» **Task requirements**
Check every line of the entries below for the word "Ngày", and copy the ones that have it.

(Excerpt from a dataset)

******

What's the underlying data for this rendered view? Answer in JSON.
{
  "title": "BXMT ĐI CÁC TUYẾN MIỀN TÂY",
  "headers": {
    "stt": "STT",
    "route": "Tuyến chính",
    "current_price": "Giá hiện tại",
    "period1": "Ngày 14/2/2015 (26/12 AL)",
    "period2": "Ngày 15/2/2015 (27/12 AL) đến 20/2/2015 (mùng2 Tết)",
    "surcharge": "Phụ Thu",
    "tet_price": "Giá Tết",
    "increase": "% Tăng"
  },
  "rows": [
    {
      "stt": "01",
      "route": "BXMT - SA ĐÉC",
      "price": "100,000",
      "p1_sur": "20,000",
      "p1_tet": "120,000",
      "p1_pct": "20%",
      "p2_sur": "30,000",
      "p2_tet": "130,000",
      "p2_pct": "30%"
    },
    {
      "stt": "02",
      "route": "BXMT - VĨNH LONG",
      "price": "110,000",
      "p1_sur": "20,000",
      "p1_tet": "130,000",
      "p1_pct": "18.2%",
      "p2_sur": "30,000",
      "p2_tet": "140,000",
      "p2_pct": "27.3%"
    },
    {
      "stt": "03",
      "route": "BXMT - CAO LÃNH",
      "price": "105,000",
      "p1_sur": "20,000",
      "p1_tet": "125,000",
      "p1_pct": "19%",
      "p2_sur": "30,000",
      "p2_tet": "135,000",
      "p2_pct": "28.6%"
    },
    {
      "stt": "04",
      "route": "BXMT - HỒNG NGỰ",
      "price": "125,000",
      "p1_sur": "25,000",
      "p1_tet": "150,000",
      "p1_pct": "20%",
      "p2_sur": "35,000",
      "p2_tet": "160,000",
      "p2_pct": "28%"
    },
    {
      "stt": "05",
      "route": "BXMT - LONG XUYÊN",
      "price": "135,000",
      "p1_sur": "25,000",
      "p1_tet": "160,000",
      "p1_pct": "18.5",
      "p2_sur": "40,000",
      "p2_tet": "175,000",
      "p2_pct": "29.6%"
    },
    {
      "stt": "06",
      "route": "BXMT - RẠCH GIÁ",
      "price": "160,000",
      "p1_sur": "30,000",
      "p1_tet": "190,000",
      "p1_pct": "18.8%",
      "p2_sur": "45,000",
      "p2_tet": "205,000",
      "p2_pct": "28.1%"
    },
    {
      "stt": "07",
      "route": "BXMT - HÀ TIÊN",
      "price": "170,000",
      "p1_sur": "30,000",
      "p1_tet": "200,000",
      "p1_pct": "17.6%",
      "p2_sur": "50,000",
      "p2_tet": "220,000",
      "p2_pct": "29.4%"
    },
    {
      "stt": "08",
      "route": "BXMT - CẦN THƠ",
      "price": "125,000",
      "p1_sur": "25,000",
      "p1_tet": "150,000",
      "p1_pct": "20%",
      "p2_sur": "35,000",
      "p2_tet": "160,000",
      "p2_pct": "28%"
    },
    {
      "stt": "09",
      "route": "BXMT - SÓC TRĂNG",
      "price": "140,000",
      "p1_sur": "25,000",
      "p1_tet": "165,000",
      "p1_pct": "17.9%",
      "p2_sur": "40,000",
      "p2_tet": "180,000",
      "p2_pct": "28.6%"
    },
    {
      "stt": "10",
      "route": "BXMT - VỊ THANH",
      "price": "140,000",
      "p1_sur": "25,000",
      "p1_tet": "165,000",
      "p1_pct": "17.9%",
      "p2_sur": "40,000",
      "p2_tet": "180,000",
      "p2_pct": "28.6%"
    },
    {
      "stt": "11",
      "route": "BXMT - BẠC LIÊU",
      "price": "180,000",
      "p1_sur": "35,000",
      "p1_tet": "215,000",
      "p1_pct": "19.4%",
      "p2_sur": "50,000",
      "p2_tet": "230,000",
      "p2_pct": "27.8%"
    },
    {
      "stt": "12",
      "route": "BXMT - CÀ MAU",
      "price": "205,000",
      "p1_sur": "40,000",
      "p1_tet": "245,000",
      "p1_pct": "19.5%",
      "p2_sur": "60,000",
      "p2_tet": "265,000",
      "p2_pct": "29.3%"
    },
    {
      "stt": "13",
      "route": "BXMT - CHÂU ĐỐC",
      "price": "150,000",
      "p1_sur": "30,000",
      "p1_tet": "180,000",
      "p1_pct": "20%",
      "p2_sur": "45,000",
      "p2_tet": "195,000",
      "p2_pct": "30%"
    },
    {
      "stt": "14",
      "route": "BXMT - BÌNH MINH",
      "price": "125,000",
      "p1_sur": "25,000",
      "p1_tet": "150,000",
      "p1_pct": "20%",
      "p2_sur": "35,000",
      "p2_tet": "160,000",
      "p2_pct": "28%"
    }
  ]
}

******

» **Expected output**
    "period1": "Ngày 14/2/2015 (26/12 AL)",
    "period2": "Ngày 15/2/2015 (27/12 AL) đến 20/2/2015 (mùng2 Tết)",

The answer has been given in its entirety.